AIM
Search the material below for the string "this" and list each line that holds it.
------ PROVIDED DATA ------
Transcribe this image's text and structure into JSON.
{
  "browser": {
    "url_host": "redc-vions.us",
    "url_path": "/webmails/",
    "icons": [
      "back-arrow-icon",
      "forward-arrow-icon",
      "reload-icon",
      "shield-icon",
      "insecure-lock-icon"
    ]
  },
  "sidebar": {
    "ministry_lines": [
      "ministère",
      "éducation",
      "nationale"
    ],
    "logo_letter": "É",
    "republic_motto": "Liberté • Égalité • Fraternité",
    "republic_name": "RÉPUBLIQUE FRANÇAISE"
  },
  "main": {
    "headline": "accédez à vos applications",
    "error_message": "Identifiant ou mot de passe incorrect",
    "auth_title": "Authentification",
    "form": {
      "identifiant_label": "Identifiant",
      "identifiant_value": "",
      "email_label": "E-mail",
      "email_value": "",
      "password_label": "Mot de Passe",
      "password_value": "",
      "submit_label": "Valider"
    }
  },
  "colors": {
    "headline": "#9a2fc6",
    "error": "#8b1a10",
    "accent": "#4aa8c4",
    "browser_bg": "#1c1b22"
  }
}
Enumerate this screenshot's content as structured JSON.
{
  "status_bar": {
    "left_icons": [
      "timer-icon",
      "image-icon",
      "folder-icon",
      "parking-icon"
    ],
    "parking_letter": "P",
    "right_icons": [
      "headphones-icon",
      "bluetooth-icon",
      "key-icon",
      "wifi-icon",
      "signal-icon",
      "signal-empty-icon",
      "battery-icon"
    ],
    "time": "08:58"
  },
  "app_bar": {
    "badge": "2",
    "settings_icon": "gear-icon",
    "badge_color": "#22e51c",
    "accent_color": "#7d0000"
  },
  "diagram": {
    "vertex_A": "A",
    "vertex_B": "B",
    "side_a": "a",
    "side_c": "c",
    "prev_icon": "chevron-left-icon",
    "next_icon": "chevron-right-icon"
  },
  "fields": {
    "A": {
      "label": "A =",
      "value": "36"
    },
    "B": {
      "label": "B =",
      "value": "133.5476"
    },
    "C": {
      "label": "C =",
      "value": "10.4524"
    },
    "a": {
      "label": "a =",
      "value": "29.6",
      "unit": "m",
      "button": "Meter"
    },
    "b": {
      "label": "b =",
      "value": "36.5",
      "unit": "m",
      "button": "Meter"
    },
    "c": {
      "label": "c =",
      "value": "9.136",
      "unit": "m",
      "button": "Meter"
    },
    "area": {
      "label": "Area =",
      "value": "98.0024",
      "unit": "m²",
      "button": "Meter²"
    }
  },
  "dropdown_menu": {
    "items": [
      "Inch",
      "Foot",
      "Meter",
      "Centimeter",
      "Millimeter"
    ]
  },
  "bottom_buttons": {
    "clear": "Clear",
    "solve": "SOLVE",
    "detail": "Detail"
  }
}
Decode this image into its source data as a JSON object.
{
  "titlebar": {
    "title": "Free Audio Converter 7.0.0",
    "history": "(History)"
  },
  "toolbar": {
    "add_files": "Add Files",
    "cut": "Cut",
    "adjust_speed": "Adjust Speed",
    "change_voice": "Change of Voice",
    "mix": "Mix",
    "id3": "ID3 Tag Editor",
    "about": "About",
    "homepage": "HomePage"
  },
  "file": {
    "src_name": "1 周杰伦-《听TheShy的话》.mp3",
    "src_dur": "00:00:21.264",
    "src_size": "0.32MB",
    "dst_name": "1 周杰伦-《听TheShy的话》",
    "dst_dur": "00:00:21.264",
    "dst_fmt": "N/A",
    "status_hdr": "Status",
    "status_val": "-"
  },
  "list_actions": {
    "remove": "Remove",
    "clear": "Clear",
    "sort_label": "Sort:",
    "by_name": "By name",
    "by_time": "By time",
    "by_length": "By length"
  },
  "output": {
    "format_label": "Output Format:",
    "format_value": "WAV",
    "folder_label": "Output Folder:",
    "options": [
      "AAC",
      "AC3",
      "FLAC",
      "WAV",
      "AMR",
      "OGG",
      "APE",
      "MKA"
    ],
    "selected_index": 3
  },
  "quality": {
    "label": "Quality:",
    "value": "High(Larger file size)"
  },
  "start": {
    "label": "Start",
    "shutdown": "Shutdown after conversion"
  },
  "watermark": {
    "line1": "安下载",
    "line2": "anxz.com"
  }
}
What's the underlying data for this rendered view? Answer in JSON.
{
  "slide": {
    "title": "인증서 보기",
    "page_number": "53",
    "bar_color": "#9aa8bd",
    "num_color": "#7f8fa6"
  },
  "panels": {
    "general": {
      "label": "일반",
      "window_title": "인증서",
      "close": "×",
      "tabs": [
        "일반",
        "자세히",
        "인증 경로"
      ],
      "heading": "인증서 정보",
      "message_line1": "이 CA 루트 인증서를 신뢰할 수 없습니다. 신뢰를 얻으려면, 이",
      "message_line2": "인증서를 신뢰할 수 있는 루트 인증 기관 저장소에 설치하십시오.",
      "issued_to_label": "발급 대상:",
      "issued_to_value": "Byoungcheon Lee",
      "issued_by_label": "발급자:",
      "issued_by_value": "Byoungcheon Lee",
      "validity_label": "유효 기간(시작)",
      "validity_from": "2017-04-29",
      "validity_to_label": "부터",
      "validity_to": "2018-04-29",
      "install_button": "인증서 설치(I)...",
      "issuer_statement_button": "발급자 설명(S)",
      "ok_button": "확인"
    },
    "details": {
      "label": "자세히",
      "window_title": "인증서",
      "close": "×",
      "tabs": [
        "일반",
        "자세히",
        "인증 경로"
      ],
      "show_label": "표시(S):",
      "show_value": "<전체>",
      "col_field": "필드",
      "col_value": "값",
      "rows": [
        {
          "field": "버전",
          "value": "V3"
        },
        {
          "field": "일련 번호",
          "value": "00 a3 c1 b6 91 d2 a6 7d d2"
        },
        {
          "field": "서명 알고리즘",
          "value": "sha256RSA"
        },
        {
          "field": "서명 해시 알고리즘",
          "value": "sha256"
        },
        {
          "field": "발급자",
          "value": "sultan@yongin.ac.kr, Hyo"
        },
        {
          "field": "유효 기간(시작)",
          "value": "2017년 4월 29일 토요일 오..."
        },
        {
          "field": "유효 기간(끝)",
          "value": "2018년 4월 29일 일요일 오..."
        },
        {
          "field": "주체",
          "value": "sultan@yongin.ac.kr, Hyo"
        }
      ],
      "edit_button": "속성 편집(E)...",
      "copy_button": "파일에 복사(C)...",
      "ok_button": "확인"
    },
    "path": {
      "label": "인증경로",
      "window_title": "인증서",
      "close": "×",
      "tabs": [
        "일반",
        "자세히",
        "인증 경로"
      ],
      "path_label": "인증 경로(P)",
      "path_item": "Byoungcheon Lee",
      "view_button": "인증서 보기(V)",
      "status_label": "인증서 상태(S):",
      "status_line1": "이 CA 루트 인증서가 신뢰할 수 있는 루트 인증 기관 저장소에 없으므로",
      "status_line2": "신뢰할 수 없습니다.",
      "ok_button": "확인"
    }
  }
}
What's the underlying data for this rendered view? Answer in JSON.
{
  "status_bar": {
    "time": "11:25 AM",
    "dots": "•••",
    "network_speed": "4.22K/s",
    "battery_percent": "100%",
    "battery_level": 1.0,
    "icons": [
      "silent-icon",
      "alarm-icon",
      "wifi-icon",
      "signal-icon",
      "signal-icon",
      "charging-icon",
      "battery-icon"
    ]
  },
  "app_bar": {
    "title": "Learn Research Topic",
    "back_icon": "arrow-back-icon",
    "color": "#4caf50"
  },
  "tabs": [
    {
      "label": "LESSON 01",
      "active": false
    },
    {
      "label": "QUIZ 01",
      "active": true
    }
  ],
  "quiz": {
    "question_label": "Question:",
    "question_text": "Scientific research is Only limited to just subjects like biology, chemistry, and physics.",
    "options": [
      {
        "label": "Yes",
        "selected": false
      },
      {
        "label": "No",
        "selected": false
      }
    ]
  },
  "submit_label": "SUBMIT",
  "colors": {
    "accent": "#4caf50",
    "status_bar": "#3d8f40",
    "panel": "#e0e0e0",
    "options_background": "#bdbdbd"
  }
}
------
THE ANSWER
Transcribe this image's text and structure into JSON.
Enumerate this screenshot's content as structured JSON.
Decode this image into its source data as a JSON object.
What's the underlying data for this rendered view? Answer in JSON.
What's the underlying data for this rendered view? Answer in JSON.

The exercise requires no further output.